TASK GOAL:
Copy, from the entries below, each line in which the string "Kladně" appears.

RECORD EXCERPTS:
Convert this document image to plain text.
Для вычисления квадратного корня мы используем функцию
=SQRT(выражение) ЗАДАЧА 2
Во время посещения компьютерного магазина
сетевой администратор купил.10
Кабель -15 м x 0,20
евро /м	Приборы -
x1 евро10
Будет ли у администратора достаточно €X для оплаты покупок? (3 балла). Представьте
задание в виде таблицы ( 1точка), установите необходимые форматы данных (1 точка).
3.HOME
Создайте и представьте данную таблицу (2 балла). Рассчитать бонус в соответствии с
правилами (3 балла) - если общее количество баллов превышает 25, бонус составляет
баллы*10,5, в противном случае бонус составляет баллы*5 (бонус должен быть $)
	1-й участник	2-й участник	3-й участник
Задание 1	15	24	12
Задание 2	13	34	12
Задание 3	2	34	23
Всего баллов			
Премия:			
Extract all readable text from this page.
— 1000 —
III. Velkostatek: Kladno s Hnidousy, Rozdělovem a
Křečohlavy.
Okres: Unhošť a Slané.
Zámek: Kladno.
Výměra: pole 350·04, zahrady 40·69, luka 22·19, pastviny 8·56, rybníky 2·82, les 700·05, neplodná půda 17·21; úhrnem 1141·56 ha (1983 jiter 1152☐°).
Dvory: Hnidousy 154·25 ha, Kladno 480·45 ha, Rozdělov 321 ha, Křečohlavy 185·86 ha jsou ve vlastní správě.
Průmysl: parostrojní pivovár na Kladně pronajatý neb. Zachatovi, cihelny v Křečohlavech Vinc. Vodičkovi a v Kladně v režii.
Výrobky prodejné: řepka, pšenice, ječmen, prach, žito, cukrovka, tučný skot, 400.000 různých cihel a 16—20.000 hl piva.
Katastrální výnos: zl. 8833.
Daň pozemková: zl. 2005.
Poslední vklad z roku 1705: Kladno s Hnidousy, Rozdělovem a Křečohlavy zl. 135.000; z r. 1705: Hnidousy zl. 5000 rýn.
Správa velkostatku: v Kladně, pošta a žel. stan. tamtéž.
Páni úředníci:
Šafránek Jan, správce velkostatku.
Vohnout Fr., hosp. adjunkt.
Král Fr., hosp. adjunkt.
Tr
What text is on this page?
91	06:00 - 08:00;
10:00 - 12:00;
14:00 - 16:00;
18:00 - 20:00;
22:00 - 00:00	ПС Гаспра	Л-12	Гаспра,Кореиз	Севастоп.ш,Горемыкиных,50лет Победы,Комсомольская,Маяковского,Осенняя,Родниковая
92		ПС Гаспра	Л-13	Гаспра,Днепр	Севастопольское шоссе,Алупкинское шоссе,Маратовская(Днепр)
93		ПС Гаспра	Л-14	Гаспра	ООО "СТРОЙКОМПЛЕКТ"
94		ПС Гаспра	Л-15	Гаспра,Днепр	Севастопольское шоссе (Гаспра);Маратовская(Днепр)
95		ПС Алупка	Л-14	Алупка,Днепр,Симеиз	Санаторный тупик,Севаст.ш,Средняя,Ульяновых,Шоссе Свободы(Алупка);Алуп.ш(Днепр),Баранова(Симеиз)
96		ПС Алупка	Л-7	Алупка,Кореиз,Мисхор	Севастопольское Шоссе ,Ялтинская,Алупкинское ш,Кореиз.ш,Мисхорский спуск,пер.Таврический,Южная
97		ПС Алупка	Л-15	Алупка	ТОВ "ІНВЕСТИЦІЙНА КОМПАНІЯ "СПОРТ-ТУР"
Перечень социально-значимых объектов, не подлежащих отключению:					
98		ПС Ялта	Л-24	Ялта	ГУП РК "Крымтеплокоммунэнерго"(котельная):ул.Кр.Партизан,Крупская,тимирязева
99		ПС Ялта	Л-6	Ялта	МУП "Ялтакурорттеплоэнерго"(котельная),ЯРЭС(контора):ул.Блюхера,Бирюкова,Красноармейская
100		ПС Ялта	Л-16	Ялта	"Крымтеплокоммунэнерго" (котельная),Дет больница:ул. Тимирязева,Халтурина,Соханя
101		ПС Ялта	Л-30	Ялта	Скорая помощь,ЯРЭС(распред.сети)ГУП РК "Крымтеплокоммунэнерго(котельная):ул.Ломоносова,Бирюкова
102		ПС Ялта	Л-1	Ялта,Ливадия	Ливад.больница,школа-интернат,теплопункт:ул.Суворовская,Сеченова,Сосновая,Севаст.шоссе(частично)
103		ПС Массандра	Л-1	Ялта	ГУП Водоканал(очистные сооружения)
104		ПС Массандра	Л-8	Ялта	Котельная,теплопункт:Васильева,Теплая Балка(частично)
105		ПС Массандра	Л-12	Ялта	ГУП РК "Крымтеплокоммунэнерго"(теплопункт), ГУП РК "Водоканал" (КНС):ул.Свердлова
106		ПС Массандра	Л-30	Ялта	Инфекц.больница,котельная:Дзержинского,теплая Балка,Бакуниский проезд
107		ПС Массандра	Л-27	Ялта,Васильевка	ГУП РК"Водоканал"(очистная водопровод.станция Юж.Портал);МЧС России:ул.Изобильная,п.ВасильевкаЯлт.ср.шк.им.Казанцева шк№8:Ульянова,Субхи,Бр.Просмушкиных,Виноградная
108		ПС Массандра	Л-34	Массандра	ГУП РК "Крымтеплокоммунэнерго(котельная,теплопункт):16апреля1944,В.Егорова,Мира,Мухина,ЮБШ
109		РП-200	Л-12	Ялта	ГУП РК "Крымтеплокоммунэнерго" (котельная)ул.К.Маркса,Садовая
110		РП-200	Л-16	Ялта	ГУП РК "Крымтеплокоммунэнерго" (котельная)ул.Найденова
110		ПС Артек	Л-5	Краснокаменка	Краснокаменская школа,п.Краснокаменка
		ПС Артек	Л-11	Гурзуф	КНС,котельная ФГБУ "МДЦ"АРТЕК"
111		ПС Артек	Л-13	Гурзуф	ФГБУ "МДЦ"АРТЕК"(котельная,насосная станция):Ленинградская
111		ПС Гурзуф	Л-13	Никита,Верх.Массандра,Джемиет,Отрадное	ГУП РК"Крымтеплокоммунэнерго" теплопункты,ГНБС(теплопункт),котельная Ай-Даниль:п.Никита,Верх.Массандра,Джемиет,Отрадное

RESPONSE TO THE EXERCISE:
Průmysl: parostrojní pivovár na Kladně pronajatý neb. Zachatovi, cihelny v Křečohlavech Vinc. Vodičkovi a v Kladně v režii.
Správa velkostatku: v Kladně, pošta a žel. stan. tamtéž.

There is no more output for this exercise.